> DIRECTIONS FOR THIS TASK: Identify each line containing the word "makan" and copy it.

> INPUT FOR THIS TASK:
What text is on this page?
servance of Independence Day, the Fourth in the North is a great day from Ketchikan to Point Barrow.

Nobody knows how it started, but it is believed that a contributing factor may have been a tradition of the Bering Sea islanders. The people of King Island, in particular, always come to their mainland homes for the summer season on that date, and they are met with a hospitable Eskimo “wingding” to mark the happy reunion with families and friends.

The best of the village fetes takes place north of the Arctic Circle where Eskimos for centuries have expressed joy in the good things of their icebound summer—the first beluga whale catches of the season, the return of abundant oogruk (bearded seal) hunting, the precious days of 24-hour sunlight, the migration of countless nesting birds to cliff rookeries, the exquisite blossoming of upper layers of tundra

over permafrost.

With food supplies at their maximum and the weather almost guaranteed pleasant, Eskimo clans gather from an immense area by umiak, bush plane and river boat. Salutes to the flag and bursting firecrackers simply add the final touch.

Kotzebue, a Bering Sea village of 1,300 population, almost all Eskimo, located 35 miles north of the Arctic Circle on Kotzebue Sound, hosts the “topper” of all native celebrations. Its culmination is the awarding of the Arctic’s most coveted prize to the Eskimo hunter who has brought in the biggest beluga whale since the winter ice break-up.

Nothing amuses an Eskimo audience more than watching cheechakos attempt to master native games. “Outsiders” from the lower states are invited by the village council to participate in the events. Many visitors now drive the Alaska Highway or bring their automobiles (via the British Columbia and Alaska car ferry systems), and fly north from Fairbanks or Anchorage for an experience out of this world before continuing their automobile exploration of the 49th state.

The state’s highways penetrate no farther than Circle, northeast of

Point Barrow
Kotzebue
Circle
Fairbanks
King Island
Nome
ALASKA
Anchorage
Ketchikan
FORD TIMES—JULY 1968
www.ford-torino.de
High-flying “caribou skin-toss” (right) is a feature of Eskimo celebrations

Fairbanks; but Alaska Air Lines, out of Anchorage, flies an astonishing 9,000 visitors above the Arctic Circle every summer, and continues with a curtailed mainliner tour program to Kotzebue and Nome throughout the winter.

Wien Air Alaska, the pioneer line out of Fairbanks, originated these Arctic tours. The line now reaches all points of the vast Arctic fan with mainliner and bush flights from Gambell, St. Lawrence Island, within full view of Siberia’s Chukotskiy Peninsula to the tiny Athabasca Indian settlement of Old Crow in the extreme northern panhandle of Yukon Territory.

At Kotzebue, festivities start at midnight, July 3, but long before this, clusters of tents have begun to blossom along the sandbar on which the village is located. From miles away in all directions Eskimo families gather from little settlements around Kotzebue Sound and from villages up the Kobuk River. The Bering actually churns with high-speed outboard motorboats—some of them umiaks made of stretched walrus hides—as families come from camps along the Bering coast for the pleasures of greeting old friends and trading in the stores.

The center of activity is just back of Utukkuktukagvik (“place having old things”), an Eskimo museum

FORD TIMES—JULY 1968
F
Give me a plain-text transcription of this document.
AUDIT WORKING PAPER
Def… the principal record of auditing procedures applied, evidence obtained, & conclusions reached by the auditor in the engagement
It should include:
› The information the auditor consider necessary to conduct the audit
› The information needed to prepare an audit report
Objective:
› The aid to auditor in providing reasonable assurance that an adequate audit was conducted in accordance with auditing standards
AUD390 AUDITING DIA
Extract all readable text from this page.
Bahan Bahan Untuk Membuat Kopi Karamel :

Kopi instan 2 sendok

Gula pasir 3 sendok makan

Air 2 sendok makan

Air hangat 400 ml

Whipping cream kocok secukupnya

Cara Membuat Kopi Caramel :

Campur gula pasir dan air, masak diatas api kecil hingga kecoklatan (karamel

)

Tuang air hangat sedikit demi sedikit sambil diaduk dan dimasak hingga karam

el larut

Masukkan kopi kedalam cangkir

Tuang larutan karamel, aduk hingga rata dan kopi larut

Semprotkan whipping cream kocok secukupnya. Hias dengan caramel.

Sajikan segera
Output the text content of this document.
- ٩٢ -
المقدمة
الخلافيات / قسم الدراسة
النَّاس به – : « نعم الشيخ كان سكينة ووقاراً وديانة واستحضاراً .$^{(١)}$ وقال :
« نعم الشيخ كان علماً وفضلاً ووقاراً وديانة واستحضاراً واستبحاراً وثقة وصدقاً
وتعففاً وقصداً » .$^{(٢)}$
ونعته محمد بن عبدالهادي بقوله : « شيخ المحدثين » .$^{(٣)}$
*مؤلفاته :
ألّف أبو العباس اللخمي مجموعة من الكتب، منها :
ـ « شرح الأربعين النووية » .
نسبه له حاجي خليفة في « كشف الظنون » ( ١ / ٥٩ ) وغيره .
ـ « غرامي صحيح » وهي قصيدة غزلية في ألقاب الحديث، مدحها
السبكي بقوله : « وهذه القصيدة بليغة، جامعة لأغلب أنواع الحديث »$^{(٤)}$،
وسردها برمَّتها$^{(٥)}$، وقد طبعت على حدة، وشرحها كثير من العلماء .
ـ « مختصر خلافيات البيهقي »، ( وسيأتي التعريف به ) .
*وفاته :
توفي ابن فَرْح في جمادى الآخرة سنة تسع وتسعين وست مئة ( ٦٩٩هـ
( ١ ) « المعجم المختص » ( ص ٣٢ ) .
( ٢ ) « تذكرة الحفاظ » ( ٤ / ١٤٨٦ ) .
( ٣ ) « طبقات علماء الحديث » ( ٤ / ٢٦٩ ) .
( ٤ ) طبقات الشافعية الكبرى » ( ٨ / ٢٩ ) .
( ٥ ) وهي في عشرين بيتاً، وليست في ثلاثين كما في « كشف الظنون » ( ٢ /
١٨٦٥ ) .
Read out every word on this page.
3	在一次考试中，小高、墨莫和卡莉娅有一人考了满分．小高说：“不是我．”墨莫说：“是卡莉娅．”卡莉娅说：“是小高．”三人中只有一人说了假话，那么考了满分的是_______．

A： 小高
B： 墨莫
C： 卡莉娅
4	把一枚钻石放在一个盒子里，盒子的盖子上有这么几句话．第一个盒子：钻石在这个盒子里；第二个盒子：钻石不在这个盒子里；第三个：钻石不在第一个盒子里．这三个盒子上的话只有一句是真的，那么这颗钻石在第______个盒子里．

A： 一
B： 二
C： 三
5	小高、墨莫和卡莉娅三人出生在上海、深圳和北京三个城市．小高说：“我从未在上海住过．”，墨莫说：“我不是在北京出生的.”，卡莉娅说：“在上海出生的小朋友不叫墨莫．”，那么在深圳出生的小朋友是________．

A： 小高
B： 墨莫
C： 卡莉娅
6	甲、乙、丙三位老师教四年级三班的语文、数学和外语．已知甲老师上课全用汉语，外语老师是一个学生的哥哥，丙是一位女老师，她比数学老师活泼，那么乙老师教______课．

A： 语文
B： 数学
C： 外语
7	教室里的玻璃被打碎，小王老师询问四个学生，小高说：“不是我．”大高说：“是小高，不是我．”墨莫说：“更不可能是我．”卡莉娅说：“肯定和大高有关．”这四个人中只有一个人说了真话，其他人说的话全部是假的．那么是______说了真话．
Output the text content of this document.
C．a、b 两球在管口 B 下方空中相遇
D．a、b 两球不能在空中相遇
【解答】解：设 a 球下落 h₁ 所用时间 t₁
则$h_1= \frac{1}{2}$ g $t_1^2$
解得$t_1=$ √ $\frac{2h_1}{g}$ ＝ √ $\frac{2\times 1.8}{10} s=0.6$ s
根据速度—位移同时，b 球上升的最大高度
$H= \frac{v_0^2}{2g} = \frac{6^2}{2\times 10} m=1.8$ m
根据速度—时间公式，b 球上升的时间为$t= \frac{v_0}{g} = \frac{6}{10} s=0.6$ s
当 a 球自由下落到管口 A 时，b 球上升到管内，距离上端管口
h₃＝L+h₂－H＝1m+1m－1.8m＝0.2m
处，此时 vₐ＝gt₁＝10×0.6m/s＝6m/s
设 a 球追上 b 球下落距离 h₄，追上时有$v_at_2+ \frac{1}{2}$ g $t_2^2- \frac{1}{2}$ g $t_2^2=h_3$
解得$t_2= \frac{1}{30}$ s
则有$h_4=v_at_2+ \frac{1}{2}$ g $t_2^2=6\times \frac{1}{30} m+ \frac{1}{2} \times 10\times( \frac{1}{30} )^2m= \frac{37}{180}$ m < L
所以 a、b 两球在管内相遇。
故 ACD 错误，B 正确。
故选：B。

> FULL OUTPUT:
Gula pasir 3 sendok makan
Air 2 sendok makan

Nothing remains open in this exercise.